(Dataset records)
(begin)
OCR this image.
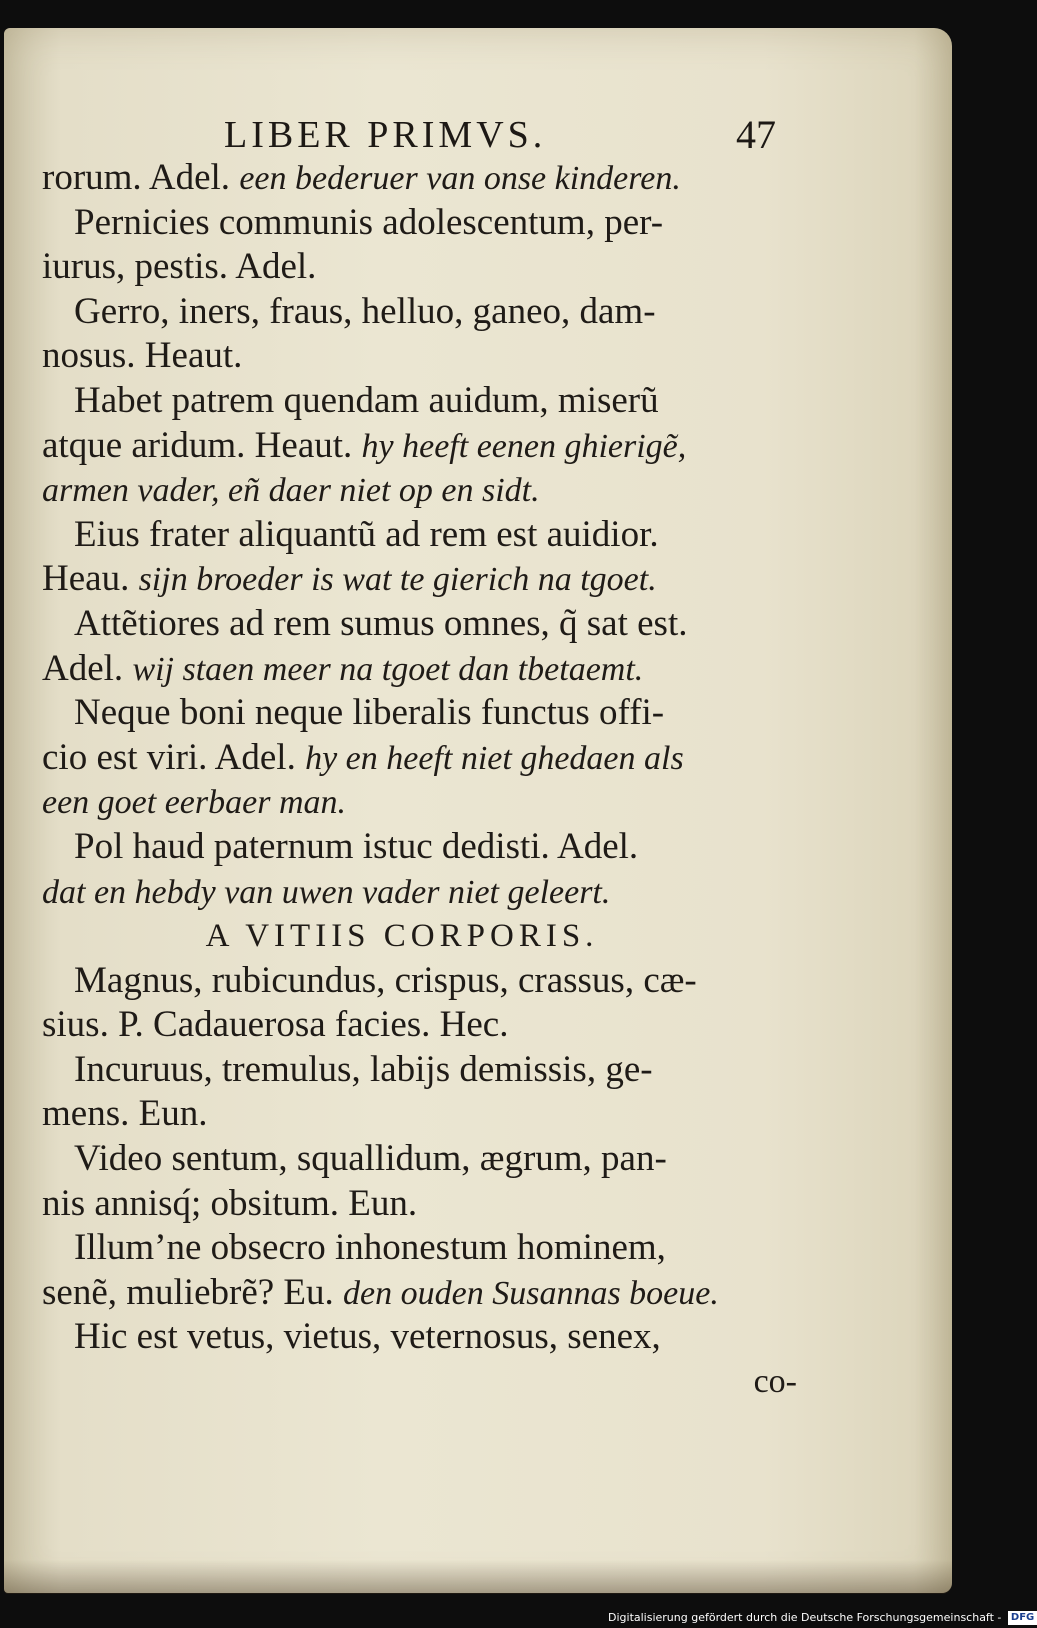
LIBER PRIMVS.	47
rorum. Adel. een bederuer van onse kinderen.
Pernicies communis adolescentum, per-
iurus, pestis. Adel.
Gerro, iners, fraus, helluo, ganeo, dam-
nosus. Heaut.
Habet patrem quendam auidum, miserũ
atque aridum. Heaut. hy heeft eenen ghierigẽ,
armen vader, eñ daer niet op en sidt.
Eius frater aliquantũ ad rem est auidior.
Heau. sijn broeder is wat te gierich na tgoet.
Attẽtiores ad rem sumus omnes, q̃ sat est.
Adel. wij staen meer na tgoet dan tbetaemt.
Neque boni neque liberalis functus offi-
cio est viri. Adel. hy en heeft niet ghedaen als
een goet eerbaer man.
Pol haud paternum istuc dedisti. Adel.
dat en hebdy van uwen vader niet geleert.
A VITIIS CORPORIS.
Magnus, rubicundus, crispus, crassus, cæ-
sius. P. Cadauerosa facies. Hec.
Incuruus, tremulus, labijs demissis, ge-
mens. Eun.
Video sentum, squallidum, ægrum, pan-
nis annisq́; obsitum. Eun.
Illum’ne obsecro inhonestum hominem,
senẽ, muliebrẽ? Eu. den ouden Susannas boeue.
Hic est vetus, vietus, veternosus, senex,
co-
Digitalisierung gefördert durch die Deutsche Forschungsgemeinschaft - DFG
(end)
(begin)
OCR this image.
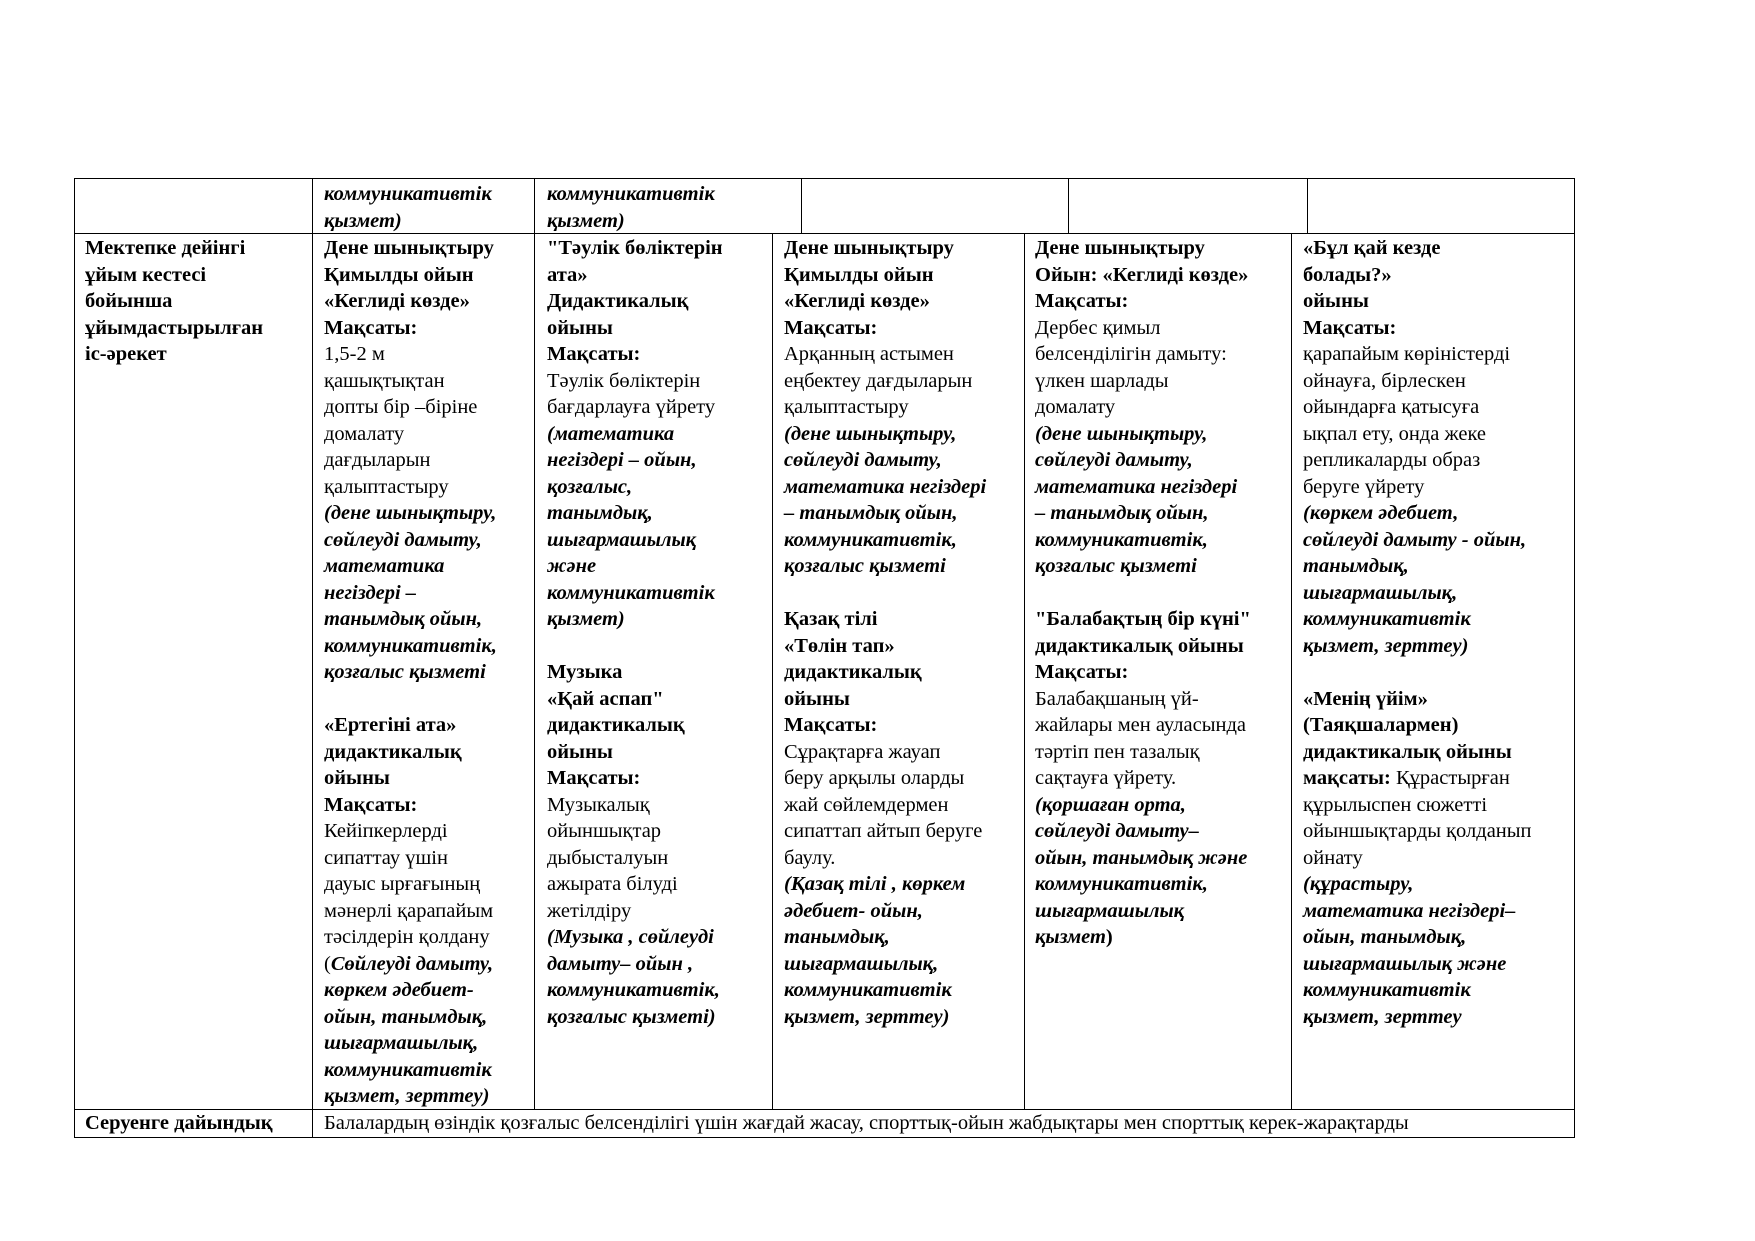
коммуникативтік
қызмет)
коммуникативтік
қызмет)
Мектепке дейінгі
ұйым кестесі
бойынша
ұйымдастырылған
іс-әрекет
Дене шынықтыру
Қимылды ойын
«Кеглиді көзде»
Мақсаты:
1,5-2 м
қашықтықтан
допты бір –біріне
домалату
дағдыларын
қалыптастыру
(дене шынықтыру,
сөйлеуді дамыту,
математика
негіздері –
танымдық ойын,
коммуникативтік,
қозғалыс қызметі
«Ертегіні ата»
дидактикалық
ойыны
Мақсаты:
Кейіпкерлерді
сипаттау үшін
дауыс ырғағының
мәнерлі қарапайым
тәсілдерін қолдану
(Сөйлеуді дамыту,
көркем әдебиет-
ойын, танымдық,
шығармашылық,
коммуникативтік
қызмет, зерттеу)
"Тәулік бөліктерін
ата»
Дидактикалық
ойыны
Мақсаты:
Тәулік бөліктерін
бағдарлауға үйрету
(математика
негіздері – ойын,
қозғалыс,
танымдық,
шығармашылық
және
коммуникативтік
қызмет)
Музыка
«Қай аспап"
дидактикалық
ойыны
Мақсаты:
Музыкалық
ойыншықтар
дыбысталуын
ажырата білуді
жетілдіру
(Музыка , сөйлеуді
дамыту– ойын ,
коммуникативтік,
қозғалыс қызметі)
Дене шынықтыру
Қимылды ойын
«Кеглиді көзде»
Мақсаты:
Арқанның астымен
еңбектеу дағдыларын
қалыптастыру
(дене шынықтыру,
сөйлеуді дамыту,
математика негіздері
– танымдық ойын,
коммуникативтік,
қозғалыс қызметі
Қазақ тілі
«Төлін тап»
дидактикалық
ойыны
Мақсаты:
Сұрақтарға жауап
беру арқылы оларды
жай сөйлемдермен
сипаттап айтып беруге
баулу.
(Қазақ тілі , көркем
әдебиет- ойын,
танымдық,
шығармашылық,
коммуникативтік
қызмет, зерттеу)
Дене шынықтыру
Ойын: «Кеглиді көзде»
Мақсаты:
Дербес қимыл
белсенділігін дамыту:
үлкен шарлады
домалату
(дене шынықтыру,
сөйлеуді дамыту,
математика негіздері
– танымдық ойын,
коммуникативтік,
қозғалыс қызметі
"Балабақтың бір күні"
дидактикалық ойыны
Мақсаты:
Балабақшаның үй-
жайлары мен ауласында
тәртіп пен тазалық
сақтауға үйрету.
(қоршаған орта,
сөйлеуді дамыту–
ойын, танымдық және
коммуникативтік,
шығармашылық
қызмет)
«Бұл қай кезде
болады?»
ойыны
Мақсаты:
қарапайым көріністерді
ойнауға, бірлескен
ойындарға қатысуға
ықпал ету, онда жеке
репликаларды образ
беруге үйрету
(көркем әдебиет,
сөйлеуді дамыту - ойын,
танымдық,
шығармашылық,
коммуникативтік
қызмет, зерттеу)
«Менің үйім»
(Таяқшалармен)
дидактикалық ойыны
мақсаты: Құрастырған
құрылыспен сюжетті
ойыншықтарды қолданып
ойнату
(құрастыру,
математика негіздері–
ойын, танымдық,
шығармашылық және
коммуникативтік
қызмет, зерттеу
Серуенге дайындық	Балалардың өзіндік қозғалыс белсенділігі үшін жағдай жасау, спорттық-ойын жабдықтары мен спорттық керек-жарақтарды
(end)
(begin)
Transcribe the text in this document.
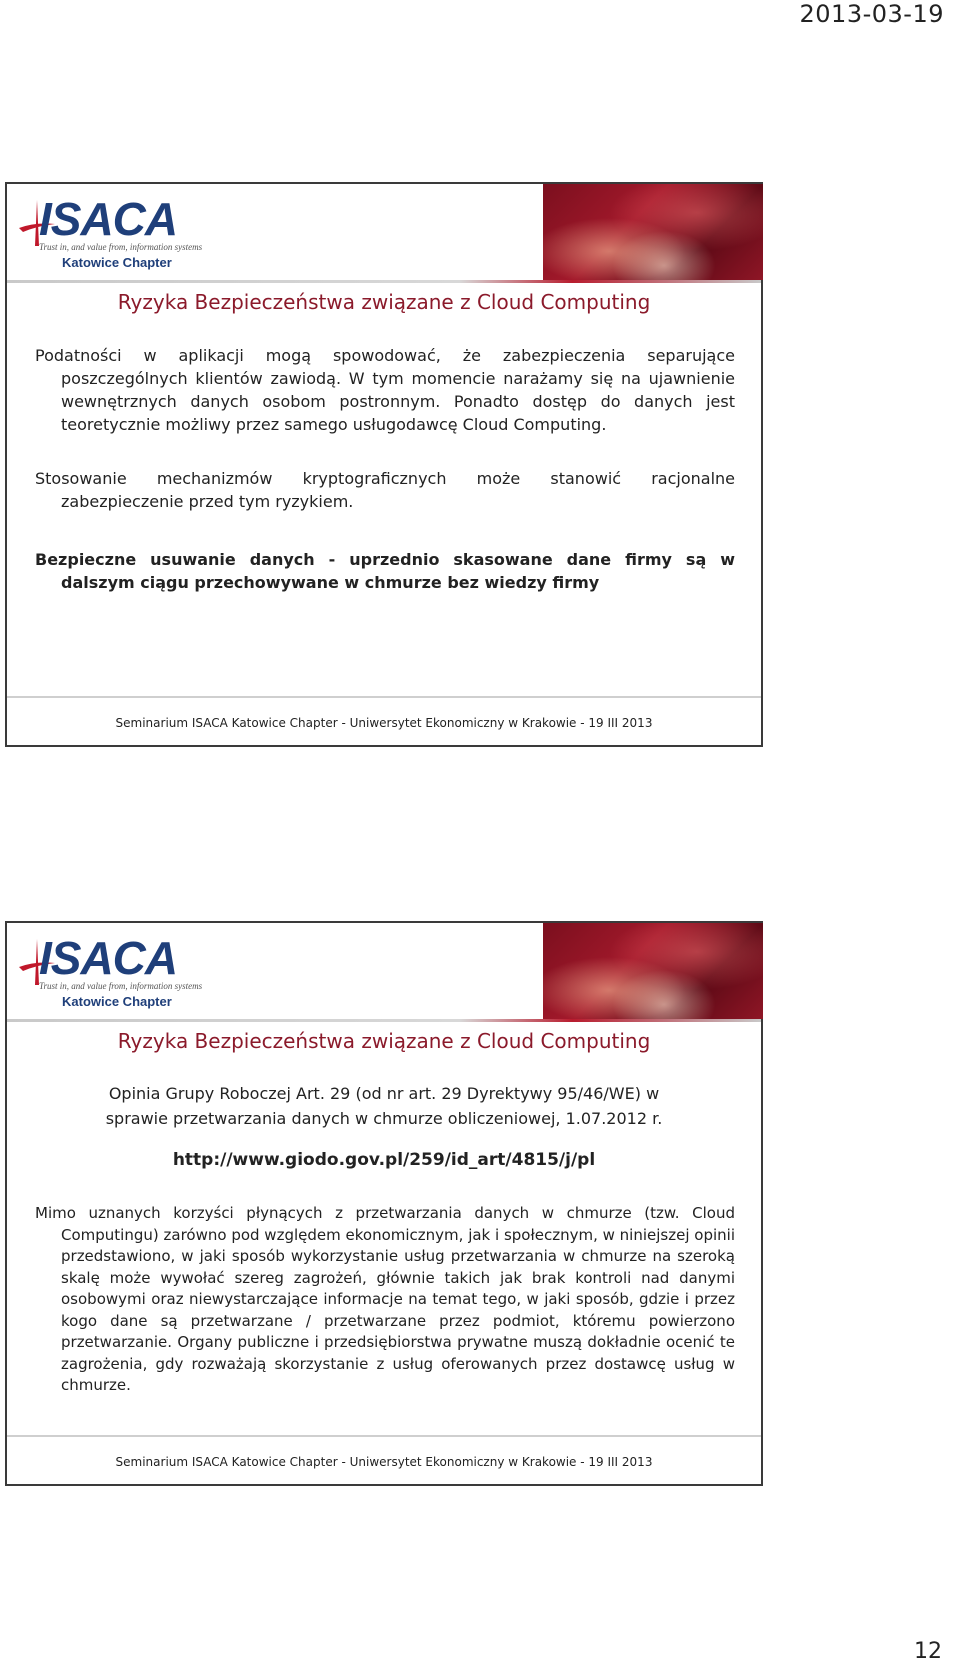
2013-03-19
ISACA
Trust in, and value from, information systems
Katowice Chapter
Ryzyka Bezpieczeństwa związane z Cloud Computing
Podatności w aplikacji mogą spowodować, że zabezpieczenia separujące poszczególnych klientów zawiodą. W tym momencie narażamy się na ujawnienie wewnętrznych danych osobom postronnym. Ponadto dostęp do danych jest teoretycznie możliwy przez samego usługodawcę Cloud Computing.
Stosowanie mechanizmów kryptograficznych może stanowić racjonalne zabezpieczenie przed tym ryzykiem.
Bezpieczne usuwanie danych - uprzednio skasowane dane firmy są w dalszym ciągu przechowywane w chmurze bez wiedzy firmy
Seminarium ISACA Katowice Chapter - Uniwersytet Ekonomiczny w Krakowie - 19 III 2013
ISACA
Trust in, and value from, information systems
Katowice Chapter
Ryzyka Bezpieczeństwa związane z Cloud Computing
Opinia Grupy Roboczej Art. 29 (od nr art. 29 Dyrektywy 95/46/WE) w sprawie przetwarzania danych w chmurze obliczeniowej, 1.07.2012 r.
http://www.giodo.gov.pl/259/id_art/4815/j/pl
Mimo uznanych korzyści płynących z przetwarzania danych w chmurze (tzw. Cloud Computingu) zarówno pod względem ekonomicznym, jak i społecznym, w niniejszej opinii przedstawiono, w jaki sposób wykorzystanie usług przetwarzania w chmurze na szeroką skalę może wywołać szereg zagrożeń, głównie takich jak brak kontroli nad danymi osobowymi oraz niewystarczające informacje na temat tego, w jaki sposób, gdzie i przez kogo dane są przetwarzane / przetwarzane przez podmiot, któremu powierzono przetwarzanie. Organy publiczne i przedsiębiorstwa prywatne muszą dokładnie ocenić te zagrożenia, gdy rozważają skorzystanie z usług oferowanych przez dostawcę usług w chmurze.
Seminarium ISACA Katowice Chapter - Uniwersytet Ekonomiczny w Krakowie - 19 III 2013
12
(end)
** WHAT IS REQUIRED **
Copy every line of the listing that contains the word "бөліктерін".

** OUTPUT OF THE TASK **
"Тәулік бөліктерін
Тәулік бөліктерін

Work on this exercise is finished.